*THE EXERCISE*:
Retype the data that follows line by line, exactly, and leave its pictures out.

Excerpt from a dataset
——
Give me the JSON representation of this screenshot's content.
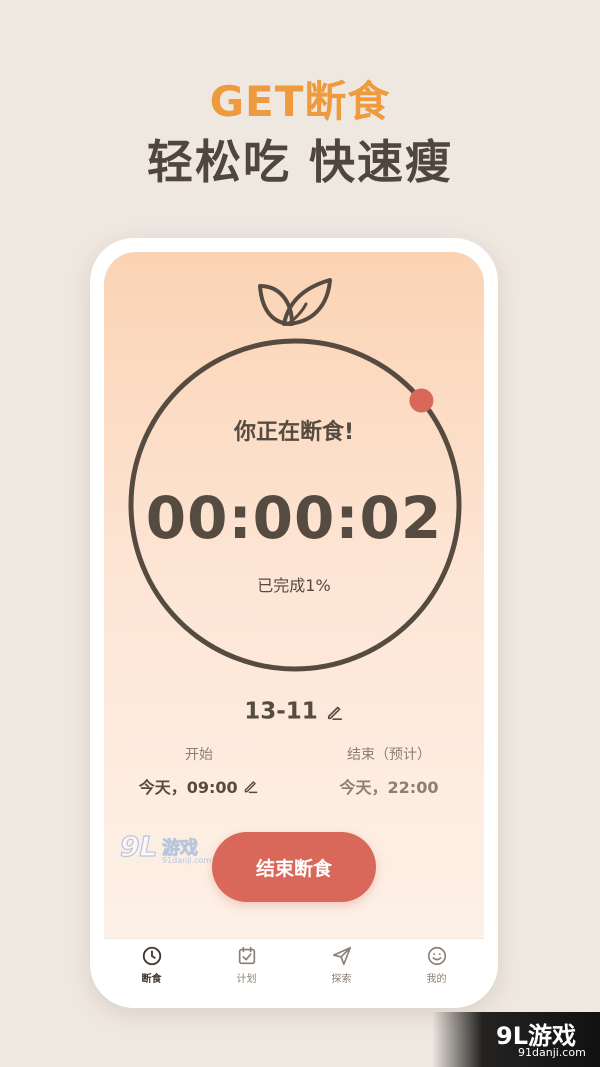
{
  "promo": {
    "title": "GET断食",
    "subtitle": "轻松吃 快速瘦"
  },
  "timer": {
    "status": "你正在断食!",
    "elapsed": "00:00:02",
    "progress_text": "已完成1%",
    "progress_fraction": 0.01
  },
  "plan": {
    "label": "13-11"
  },
  "start": {
    "label": "开始",
    "value": "今天，09:00"
  },
  "end": {
    "label": "结束（预计）",
    "value": "今天，22:00"
  },
  "action": {
    "end_fast_label": "结束断食"
  },
  "tabs": [
    {
      "label": "断食",
      "icon": "clock-icon",
      "active": true
    },
    {
      "label": "计划",
      "icon": "calendar-check-icon",
      "active": false
    },
    {
      "label": "探索",
      "icon": "send-icon",
      "active": false
    },
    {
      "label": "我的",
      "icon": "smile-icon",
      "active": false
    }
  ],
  "watermark": {
    "number": "9L",
    "name": "游戏",
    "url": "91danji.com",
    "corner_logo": "9L游戏",
    "corner_url": "91danji.com"
  },
  "colors": {
    "accent_orange": "#ee9a3f",
    "button_red": "#d9675a",
    "text_brown": "#564b40",
    "background": "#efe8e1"
  }
}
——
*SOLUTION TO THIS TASK*:
Give me the JSON representation of this screenshot's content.
{
  "promo": {
    "title": "GET断食",
    "subtitle": "轻松吃 快速瘦"
  },
  "timer": {
    "status": "你正在断食!",
    "elapsed": "00:00:02",
    "progress_text": "已完成1%",
    "progress_fraction": 0.01
  },
  "plan": {
    "label": "13-11"
  },
  "start": {
    "label": "开始",
    "value": "今天，09:00"
  },
  "end": {
    "label": "结束（预计）",
    "value": "今天，22:00"
  },
  "action": {
    "end_fast_label": "结束断食"
  },
  "tabs": [
    {
      "label": "断食",
      "icon": "clock-icon",
      "active": true
    },
    {
      "label": "计划",
      "icon": "calendar-check-icon",
      "active": false
    },
    {
      "label": "探索",
      "icon": "send-icon",
      "active": false
    },
    {
      "label": "我的",
      "icon": "smile-icon",
      "active": false
    }
  ],
  "watermark": {
    "number": "9L",
    "name": "游戏",
    "url": "91danji.com",
    "corner_logo": "9L游戏",
    "corner_url": "91danji.com"
  },
  "colors": {
    "accent_orange": "#ee9a3f",
    "button_red": "#d9675a",
    "text_brown": "#564b40",
    "background": "#efe8e1"
  }
}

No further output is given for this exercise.